Belge alıntısı:
# # # # # # #
Cumhurbaşkanı Erdoğan, Twitter’daki profil fotoğrafını değiştirdi. ‘Paşaların paşası’na yaraşır şekilde pilot montuyla çekilen fotoğrafını kullanıyor artık.

Ne de olsa seçime sayılı günler kaldı.

Sanırsınız...

14 Mayıs’ta sandığa değil, savaşa gidiyoruz.

Cumhur İttifakı, iki ayaklı bir kampanya yürütüyor. Bir yandan muhalefeti terörle ilişkili gösterirken, diğer yandan Türk Silahlı Kuvvetleri’ni (TSK) ve ülkenin askeri teknolojisini seçim reklamında kullanıyor.

Kıyı kıyı gezdirdikleri TGC Anadolu Gemisi’ni mümkün olsa Eskişehir’e götürüp Porsuk Nehri’nde yüzdürecekler.

Tank Palet Fabrikası’nın Katar’a satılması rezaletini bastırmak için Altay tankı bahanesine sığınmışlardı.

Dönemin Milli Savunma Bakanı Nurettin Canikli’ye göre 2019 sonu ve 2020 başında seri üretime geçilecekti.

Değil Altay tankının üretilmesi...

Çivi çakılmadı.
# # # # # # #
Kayıt alıntıları:
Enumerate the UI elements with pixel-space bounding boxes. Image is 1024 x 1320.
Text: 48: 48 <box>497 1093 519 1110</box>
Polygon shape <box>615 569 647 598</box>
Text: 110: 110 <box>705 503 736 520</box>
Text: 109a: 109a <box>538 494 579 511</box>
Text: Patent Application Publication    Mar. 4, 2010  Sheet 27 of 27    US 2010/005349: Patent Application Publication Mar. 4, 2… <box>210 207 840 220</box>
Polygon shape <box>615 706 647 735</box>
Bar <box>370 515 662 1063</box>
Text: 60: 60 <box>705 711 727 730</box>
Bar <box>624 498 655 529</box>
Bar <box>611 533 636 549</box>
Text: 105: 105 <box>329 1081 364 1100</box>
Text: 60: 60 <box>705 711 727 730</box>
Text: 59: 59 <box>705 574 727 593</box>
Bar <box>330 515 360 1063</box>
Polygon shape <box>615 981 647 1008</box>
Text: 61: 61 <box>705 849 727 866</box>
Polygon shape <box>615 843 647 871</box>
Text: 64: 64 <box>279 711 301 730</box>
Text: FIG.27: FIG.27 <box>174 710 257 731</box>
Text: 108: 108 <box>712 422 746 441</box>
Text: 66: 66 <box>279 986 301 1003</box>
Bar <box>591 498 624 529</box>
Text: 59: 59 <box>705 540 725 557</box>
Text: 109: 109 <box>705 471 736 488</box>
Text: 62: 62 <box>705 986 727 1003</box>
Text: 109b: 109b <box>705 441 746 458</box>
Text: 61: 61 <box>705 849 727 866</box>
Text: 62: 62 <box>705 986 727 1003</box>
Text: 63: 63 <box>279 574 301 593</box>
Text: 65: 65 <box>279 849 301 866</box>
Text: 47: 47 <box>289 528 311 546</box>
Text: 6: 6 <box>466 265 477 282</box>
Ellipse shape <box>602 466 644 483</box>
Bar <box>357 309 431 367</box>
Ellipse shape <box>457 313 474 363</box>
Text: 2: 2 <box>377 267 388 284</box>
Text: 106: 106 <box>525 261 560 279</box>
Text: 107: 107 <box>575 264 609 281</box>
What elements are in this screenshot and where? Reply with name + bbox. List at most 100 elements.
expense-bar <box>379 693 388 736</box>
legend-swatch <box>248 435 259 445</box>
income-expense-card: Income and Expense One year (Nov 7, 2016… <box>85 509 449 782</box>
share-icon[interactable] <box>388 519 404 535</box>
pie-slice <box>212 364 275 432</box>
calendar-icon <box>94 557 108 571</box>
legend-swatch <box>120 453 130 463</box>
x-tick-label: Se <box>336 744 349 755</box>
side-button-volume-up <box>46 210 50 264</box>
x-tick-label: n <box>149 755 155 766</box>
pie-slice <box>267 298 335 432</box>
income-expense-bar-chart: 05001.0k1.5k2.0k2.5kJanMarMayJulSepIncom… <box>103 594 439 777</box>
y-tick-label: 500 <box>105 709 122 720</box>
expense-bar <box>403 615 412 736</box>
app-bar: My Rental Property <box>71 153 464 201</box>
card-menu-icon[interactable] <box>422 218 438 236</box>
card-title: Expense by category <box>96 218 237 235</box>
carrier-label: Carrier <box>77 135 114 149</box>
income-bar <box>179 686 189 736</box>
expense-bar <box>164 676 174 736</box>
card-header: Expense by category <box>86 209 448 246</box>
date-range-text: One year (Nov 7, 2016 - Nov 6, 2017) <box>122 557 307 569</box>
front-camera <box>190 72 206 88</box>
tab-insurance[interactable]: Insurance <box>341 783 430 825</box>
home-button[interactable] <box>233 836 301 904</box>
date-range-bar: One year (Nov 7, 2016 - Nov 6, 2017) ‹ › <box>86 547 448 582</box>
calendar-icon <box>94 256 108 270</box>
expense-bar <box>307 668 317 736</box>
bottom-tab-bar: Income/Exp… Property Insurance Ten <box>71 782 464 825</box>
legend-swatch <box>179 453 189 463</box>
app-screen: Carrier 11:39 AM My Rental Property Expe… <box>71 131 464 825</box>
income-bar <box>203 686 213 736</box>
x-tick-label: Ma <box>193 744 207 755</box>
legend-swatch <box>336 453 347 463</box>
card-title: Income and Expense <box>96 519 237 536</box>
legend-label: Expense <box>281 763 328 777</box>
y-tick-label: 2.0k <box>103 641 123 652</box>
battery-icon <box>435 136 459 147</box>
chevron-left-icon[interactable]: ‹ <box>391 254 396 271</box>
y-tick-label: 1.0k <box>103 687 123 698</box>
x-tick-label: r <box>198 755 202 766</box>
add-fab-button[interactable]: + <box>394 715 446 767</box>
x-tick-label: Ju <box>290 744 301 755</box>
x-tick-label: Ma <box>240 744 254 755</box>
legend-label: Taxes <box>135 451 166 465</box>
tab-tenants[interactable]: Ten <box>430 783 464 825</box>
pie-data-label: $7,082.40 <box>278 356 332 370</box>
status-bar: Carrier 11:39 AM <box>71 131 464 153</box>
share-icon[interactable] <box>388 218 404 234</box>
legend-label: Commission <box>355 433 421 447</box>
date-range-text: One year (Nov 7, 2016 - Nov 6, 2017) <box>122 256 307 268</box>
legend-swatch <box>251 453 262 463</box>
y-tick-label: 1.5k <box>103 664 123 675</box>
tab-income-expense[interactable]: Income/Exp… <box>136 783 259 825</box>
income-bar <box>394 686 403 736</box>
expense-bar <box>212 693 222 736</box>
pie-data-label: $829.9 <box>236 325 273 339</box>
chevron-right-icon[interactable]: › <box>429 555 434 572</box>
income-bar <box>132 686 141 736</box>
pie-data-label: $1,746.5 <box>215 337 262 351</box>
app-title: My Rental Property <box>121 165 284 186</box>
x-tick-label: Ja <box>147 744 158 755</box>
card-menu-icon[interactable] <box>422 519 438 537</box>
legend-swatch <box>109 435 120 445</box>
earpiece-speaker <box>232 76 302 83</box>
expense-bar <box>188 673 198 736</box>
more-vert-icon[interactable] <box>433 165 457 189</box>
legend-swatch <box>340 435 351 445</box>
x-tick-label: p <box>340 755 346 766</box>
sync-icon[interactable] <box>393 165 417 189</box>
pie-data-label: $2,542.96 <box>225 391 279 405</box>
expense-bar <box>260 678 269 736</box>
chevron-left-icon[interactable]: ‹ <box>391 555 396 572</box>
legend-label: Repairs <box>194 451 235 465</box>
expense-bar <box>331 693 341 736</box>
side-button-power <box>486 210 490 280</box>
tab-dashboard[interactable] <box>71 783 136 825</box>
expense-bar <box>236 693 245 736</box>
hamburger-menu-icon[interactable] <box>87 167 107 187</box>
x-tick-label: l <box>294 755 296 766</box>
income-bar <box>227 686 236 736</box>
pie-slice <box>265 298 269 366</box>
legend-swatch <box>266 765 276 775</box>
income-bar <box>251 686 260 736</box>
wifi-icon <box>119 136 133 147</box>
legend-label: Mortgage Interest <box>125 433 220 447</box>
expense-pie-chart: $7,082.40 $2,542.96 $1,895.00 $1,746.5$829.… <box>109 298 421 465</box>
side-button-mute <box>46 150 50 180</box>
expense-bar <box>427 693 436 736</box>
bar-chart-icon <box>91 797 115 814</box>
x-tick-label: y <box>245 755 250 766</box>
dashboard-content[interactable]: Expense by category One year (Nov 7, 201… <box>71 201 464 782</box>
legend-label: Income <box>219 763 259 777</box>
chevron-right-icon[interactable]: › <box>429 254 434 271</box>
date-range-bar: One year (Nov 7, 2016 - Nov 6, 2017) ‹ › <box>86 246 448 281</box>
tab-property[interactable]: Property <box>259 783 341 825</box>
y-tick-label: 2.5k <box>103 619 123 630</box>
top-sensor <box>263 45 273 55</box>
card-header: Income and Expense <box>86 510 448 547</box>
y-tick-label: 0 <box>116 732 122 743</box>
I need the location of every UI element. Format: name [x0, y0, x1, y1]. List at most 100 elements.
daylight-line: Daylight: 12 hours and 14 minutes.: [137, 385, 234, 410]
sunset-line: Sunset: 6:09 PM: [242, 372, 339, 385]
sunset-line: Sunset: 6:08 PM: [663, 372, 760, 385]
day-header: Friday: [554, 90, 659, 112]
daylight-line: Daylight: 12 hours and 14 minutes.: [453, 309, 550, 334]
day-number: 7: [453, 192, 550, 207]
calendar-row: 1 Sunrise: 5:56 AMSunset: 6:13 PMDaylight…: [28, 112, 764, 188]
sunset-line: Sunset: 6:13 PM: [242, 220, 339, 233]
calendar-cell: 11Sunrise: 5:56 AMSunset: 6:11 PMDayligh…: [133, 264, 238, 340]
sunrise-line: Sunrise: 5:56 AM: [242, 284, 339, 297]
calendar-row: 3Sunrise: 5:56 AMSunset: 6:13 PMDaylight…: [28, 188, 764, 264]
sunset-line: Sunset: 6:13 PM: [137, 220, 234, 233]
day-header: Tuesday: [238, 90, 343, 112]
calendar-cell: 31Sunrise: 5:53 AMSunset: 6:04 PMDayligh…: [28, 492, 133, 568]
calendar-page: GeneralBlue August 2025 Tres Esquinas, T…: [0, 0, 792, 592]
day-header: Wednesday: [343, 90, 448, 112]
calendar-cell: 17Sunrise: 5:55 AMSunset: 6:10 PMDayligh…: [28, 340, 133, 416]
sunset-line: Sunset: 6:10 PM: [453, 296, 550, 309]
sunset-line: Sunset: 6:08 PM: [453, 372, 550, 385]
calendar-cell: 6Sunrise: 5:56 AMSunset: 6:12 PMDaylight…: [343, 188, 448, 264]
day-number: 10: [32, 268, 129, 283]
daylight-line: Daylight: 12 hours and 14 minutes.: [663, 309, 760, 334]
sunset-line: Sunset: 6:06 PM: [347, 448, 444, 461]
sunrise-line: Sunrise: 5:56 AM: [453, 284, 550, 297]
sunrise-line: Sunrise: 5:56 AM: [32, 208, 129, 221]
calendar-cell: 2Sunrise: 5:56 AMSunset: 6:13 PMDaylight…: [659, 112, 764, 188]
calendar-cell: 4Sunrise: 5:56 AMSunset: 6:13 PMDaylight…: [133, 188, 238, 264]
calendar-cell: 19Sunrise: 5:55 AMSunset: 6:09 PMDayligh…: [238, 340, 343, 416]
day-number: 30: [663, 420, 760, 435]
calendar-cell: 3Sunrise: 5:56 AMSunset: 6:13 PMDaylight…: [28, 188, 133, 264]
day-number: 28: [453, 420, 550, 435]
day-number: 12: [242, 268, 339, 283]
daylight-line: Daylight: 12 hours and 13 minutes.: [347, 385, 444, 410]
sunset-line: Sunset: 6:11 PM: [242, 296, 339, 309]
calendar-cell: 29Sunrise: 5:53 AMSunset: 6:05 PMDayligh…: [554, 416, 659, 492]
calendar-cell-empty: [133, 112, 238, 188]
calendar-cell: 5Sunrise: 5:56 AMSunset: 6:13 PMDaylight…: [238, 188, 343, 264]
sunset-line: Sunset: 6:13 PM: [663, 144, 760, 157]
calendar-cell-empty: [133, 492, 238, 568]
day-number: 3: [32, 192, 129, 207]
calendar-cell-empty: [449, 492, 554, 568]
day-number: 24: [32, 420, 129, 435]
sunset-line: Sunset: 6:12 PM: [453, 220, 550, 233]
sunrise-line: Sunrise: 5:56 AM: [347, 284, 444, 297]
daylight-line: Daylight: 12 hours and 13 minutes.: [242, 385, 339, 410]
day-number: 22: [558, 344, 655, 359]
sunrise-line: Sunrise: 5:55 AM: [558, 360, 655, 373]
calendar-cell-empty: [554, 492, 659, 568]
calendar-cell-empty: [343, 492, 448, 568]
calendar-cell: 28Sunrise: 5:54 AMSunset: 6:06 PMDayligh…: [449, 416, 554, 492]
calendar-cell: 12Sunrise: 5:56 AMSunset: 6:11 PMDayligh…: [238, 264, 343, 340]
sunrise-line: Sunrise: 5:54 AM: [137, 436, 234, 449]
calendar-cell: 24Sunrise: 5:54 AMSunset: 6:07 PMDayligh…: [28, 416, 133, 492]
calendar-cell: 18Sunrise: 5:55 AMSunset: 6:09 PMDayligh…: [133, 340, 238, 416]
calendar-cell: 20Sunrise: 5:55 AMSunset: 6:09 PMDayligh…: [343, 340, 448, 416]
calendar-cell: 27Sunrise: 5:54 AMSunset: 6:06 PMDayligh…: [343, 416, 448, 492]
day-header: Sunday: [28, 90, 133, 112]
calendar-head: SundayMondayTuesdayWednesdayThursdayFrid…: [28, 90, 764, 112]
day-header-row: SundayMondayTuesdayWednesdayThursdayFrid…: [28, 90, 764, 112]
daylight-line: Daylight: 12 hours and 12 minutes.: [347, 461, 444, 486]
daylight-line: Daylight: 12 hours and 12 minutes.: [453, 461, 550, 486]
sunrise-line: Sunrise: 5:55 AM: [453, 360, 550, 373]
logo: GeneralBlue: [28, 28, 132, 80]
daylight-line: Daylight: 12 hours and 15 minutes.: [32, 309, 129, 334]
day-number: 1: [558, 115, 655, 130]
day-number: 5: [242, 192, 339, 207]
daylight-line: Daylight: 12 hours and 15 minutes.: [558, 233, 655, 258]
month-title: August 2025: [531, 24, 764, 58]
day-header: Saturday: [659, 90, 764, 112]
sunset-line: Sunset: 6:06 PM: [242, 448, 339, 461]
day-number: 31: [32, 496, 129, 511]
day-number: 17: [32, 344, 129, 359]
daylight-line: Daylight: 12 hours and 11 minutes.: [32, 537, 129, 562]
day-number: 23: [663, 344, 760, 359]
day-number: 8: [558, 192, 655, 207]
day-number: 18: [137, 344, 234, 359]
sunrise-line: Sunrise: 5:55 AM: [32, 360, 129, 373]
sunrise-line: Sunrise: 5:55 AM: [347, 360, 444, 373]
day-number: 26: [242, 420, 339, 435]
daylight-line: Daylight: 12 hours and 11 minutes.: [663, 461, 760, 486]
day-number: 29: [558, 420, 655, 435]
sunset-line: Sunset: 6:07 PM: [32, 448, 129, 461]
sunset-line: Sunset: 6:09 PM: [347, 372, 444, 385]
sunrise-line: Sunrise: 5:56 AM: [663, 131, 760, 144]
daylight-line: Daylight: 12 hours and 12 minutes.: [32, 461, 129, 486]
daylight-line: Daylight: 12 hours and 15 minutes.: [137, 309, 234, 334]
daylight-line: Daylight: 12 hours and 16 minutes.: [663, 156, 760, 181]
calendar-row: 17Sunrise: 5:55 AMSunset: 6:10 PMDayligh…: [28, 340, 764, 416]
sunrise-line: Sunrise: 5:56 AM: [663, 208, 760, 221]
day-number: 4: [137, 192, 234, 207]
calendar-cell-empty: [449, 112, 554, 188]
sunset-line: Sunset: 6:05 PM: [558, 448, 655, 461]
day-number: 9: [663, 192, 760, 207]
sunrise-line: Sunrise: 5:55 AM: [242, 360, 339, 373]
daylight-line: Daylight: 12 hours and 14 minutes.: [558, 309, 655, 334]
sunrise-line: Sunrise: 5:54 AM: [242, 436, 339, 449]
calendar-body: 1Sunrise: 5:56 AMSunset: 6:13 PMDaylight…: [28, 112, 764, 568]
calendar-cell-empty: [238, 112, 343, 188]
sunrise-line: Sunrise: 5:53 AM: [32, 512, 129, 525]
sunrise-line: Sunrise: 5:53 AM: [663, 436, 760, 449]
# # # # # # #
Görev 1:
Seçim kampanyası üzerine yazıya göre aşağıdaki soruları yanıtlayın.
(a) Erdoğan'ın Twitter'daki yeni profil fotoğrafında üzerinde ne vardır?
(b) TGC Anadolu Gemisi'nin mümkün olsa hangi nehirde yüzdürüleceği söyleniyor?
(c) Nurettin Canikli'ye göre Altay tankında seri üretime ne zaman geçilecekti?
Görev 2: Kayıtların ilk satırından "Polygon shape <box>615 981 647 1008</box>" ifadesini içeren satıra kadar olan satırları, iki uç satır da dahil, aynen yazıya geçirin.

Görev yanıtı 1:
(a) Pilot montu
(b) Eskişehir'deki Porsuk Nehri'nde
(c) 2019 sonu ve 2020 başında

Görev yanıtı 2:
Enumerate the UI elements with pixel-space bounding boxes. Image is 1024 x 1320.
Text: 48: 48 <box>497 1093 519 1110</box>
Polygon shape <box>615 569 647 598</box>
Text: 110: 110 <box>705 503 736 520</box>
Text: 109a: 109a <box>538 494 579 511</box>
Text: Patent Application Publication    Mar. 4, 2010  Sheet 27 of 27    US 2010/005349: Patent Application Publication Mar. 4, 2… <box>210 207 840 220</box>
Polygon shape <box>615 706 647 735</box>
Bar <box>370 515 662 1063</box>
Text: 60: 60 <box>705 711 727 730</box>
Bar <box>624 498 655 529</box>
Bar <box>611 533 636 549</box>
Text: 105: 105 <box>329 1081 364 1100</box>
Text: 60: 60 <box>705 711 727 730</box>
Text: 59: 59 <box>705 574 727 593</box>
Bar <box>330 515 360 1063</box>
Polygon shape <box>615 981 647 1008</box>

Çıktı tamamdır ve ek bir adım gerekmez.